### TASK REQUIREMENTS
Locate the word "Boiled" in the material, then show every line that holds it.

### GIVEN RECORDS
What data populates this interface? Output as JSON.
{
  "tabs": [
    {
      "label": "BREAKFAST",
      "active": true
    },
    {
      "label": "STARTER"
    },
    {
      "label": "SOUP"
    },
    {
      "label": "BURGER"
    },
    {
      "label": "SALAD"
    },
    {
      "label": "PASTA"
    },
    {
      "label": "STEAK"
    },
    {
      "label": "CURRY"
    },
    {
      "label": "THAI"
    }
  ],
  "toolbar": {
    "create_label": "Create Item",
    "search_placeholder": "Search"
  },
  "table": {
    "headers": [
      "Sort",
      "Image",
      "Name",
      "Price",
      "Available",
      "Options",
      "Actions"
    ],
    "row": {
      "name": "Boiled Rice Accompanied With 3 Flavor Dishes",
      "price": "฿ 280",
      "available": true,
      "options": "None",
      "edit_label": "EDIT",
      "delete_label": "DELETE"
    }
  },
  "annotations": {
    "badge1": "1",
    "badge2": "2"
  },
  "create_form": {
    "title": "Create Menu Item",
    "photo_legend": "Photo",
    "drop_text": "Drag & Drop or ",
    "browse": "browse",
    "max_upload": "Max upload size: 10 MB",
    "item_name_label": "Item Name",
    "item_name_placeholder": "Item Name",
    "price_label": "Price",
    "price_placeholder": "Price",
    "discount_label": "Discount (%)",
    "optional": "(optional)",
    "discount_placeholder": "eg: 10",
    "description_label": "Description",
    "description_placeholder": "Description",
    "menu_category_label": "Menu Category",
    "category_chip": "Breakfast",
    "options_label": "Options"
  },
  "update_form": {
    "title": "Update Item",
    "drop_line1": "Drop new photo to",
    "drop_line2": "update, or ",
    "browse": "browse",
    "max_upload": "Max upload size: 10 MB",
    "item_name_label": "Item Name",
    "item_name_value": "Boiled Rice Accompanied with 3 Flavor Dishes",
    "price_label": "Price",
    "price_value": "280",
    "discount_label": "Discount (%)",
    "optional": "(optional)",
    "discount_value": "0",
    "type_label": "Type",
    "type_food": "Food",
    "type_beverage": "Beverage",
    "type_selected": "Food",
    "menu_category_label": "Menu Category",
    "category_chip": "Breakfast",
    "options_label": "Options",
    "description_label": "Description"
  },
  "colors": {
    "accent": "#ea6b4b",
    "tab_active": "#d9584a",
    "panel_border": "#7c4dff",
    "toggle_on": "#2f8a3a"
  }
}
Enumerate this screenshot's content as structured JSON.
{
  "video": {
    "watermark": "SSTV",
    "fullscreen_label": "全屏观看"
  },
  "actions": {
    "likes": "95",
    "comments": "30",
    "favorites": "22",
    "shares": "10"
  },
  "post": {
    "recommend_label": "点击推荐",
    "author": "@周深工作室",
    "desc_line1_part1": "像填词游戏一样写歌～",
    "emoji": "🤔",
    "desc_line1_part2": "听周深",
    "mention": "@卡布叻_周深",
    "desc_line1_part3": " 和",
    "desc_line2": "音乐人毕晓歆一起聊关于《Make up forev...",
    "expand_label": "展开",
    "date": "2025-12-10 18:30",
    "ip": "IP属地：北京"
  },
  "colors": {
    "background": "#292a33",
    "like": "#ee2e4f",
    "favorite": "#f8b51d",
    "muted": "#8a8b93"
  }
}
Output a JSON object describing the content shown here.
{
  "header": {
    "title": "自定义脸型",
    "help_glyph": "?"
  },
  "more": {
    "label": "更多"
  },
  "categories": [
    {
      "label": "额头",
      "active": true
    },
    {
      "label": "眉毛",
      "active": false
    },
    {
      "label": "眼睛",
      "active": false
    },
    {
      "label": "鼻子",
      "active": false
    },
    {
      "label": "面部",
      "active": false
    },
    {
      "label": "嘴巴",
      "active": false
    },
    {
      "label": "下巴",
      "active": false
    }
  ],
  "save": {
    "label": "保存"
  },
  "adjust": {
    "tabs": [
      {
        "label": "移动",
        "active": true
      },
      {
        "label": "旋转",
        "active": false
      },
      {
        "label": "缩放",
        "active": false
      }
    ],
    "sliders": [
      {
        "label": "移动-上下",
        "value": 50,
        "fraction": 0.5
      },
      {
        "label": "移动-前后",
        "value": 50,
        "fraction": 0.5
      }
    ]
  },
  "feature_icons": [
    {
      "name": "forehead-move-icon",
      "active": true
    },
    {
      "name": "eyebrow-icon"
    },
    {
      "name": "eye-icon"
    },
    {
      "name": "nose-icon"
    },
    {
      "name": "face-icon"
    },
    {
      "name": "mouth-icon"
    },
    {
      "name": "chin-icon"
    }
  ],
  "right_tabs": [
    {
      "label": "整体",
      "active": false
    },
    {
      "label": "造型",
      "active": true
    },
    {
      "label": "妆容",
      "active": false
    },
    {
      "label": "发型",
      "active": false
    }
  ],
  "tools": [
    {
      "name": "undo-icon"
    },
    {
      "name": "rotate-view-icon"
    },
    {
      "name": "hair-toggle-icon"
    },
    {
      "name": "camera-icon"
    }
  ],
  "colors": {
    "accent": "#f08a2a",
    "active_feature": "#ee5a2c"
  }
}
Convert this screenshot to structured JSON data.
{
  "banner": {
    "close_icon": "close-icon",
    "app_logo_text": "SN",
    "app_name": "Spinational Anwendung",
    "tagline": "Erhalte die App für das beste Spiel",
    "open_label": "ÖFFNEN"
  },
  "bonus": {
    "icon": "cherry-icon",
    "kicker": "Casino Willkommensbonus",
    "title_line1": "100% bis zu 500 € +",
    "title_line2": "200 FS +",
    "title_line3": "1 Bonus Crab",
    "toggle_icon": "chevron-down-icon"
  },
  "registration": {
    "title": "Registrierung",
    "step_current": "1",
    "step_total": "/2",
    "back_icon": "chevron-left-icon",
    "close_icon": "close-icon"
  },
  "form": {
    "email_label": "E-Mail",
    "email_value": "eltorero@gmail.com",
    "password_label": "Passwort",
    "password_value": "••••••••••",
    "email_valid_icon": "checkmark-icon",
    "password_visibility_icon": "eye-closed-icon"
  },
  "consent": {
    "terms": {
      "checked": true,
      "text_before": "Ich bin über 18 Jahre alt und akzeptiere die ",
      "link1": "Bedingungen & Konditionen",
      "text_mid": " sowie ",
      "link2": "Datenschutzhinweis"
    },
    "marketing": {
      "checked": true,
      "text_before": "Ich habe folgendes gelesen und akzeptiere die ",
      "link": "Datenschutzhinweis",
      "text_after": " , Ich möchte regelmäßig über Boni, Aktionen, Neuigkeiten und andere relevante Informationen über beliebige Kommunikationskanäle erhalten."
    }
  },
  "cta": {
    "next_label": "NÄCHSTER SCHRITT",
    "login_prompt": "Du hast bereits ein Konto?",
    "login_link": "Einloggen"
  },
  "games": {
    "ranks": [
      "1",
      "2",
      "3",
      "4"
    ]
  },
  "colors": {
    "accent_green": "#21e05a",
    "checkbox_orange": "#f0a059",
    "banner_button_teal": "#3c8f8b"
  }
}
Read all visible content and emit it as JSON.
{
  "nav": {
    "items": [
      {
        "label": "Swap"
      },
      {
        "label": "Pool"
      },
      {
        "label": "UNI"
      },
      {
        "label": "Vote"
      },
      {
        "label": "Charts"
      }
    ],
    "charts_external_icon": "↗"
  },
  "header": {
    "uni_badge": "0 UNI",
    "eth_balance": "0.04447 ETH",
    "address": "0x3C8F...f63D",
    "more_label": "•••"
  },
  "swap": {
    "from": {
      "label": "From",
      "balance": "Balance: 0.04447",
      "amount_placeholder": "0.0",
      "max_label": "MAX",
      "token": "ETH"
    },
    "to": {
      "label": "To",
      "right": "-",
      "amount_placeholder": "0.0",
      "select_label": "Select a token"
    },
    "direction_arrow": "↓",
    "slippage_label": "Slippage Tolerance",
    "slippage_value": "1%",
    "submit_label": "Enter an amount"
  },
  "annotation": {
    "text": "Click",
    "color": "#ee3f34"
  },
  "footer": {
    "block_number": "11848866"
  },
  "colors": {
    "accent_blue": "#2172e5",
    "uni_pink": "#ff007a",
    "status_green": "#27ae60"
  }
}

### TASK OUTPUT
      "name": "Boiled Rice Accompanied With 3 Flavor Dishes",
    "item_name_value": "Boiled Rice Accompanied with 3 Flavor Dishes",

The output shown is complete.